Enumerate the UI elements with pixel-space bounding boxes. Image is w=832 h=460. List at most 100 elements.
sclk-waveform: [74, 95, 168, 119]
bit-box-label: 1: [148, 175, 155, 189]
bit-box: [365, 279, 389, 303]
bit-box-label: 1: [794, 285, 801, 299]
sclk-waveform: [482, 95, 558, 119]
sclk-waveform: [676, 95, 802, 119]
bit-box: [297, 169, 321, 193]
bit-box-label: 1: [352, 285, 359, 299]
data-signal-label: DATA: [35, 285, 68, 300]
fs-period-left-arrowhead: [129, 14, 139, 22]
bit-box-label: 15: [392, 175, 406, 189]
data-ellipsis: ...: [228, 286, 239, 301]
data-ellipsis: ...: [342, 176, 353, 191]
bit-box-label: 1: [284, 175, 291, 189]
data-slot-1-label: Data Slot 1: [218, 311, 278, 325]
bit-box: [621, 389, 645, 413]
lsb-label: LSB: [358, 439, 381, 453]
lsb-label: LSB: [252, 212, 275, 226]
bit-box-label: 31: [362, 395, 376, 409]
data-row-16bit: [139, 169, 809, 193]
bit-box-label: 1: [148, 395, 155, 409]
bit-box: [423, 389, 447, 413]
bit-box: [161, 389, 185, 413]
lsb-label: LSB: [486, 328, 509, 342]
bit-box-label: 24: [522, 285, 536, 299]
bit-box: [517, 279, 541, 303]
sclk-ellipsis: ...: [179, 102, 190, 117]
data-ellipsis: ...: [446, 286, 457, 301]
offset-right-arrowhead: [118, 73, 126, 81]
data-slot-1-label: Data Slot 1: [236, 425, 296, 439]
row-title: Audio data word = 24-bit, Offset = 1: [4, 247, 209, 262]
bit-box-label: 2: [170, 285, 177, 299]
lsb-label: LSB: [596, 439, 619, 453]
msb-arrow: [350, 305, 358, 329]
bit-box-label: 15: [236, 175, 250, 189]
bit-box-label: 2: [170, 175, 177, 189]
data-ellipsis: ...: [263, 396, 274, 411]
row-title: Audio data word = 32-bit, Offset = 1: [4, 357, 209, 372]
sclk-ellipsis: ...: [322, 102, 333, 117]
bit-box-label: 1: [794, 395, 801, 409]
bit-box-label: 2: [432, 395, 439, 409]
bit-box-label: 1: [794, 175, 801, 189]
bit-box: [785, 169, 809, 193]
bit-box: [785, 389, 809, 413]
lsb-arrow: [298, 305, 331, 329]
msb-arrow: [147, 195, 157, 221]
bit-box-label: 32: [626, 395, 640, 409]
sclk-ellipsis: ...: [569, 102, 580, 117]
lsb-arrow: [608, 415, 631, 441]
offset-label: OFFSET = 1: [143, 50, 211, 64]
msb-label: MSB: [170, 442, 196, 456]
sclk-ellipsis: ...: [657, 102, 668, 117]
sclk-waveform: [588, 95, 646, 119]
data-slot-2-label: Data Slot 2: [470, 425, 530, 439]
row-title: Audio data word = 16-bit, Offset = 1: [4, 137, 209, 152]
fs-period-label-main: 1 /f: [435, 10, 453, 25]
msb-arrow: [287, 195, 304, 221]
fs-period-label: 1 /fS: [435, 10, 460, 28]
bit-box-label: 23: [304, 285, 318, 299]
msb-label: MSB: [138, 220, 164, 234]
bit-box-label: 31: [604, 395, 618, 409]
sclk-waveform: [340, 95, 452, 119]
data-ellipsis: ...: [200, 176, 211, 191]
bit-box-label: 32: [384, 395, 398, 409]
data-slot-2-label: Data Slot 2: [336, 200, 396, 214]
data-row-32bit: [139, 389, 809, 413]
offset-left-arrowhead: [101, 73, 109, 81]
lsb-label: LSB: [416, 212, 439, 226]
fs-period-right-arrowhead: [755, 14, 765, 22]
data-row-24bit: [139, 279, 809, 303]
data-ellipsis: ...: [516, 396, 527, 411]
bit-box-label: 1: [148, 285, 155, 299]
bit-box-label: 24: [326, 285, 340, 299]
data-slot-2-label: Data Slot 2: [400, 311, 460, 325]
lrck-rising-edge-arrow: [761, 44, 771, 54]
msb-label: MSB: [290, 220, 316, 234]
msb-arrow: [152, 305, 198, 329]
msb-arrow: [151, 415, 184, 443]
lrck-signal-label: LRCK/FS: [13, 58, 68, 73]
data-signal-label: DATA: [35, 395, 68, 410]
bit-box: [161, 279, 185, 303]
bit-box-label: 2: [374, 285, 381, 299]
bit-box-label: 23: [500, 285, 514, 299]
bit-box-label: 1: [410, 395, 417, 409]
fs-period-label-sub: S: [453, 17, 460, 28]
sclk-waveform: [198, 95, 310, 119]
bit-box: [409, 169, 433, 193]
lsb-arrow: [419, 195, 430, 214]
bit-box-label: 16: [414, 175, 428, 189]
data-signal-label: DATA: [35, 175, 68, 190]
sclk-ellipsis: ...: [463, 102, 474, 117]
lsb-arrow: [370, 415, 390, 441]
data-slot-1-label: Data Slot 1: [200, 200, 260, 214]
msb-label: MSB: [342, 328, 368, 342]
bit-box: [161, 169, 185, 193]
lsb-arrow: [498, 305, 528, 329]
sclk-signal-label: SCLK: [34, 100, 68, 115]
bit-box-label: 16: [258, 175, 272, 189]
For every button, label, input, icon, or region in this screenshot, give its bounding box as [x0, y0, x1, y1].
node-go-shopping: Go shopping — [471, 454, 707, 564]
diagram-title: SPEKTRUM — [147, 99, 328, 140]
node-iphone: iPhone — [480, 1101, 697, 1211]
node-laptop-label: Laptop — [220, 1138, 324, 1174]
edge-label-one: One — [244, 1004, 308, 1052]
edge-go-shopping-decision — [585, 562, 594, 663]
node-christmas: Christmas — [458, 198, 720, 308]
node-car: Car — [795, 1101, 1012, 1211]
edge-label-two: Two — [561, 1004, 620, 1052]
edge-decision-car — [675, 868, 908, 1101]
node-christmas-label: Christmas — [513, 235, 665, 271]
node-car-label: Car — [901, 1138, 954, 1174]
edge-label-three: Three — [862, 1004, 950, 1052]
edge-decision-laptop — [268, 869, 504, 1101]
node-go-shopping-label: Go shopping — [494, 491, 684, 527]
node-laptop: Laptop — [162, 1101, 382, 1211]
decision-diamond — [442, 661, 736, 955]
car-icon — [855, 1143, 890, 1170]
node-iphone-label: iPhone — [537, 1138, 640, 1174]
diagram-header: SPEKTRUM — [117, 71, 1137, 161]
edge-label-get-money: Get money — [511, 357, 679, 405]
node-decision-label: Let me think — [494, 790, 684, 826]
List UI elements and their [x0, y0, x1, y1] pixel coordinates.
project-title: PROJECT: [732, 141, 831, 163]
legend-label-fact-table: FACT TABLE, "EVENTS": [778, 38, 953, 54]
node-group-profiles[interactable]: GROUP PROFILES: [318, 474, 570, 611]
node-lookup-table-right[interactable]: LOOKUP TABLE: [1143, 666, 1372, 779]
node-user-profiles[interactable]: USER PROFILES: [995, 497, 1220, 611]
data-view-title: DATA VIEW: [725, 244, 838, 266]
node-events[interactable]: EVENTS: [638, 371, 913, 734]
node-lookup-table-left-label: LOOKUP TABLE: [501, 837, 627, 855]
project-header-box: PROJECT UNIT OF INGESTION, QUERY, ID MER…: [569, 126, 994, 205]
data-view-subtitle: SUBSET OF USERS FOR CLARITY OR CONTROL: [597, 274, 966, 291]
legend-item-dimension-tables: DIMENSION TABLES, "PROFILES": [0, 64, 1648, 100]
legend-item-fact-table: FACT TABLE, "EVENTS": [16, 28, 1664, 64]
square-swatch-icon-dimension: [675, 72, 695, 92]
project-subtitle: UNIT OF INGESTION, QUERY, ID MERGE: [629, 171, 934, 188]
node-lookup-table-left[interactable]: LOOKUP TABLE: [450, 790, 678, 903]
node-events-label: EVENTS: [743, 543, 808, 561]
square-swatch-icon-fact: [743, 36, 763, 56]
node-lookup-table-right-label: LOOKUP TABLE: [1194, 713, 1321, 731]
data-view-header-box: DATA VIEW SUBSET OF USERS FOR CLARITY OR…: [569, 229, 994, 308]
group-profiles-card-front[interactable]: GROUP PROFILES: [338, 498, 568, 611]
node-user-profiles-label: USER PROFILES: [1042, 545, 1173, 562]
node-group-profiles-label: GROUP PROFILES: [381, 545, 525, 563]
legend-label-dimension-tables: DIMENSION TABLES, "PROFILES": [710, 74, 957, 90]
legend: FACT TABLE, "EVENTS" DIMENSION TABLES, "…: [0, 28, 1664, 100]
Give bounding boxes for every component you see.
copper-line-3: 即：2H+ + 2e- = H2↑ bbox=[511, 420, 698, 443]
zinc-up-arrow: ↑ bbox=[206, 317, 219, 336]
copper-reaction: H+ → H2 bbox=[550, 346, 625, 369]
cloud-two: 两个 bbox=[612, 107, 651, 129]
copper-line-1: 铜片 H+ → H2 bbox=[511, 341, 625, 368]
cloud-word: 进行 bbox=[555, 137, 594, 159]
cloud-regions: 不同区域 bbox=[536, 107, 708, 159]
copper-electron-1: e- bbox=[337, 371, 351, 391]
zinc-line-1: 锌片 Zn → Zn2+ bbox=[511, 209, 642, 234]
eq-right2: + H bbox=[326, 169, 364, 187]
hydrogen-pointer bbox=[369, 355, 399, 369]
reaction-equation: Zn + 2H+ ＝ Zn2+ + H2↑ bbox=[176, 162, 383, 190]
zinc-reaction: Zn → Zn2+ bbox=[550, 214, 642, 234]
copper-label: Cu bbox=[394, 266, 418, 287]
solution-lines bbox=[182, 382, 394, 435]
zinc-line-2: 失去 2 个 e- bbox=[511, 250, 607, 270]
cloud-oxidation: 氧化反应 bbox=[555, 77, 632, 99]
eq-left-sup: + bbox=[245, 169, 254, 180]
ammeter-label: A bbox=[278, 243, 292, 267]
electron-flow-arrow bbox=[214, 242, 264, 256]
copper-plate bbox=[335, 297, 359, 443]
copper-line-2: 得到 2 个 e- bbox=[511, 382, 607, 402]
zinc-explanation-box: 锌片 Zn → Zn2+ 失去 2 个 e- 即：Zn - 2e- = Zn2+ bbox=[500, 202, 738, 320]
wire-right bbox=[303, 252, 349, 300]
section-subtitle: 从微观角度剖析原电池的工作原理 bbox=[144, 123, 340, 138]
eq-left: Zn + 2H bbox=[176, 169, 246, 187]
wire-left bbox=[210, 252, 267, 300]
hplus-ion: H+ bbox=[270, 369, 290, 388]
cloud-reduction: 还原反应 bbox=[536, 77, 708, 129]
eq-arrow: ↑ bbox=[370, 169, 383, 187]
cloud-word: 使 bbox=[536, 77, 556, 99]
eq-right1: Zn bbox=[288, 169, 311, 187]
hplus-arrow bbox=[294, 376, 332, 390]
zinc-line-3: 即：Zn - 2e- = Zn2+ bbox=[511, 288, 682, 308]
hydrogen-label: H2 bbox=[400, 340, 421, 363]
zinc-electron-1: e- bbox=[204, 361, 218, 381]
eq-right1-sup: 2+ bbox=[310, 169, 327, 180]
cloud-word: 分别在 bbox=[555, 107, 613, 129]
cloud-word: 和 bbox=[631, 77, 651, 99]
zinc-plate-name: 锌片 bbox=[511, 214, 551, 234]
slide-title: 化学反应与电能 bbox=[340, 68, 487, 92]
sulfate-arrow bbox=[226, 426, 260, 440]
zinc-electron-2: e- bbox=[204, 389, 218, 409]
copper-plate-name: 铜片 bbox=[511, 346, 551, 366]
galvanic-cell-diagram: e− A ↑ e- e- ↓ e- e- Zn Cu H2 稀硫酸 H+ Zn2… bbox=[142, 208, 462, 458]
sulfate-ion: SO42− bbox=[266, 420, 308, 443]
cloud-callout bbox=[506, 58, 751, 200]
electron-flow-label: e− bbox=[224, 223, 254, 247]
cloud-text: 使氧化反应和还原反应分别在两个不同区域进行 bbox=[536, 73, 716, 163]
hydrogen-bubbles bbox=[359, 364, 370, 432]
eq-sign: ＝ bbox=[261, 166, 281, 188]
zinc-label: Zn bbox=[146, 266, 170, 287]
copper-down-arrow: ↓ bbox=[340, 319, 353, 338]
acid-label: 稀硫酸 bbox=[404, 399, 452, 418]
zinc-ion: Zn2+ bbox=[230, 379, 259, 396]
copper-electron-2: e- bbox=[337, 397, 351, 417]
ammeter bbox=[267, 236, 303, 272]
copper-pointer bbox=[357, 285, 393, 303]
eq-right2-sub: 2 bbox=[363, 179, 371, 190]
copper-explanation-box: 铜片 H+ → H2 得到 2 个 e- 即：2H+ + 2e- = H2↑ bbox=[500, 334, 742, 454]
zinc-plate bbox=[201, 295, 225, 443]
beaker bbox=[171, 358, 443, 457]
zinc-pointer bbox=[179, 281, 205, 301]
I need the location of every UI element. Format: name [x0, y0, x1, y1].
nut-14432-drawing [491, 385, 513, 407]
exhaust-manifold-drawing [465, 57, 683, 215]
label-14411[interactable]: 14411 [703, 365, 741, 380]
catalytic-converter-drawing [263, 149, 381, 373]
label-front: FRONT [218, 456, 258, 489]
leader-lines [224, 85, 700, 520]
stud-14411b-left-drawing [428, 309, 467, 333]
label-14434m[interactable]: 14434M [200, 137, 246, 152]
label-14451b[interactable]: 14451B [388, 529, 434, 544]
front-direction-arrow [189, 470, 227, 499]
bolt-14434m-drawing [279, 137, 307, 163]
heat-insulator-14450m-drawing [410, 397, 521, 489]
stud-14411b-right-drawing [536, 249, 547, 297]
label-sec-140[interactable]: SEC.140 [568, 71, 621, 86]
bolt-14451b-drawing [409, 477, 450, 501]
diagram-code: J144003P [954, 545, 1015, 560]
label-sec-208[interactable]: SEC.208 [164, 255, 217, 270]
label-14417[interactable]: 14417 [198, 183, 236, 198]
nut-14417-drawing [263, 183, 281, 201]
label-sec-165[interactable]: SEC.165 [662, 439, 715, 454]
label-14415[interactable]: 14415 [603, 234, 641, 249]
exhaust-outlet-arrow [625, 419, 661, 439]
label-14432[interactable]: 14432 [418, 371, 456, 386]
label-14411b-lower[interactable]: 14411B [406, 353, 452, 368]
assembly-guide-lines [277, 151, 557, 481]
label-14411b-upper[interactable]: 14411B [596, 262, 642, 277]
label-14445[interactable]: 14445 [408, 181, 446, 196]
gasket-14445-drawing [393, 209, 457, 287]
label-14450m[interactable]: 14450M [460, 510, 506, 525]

===

(WHAT IS EXPECTED): Copy out the rows above verbatim, starting with the first row and continuing through the row containing "bit-box-label: 1: [794, 285, 801, 299]".

(RESPONSE):
Enumerate the UI elements with pixel-space bounding boxes. Image is w=832 h=460. List at most 100 elements.
sclk-waveform: [74, 95, 168, 119]
bit-box-label: 1: [148, 175, 155, 189]
bit-box: [365, 279, 389, 303]
bit-box-label: 1: [794, 285, 801, 299]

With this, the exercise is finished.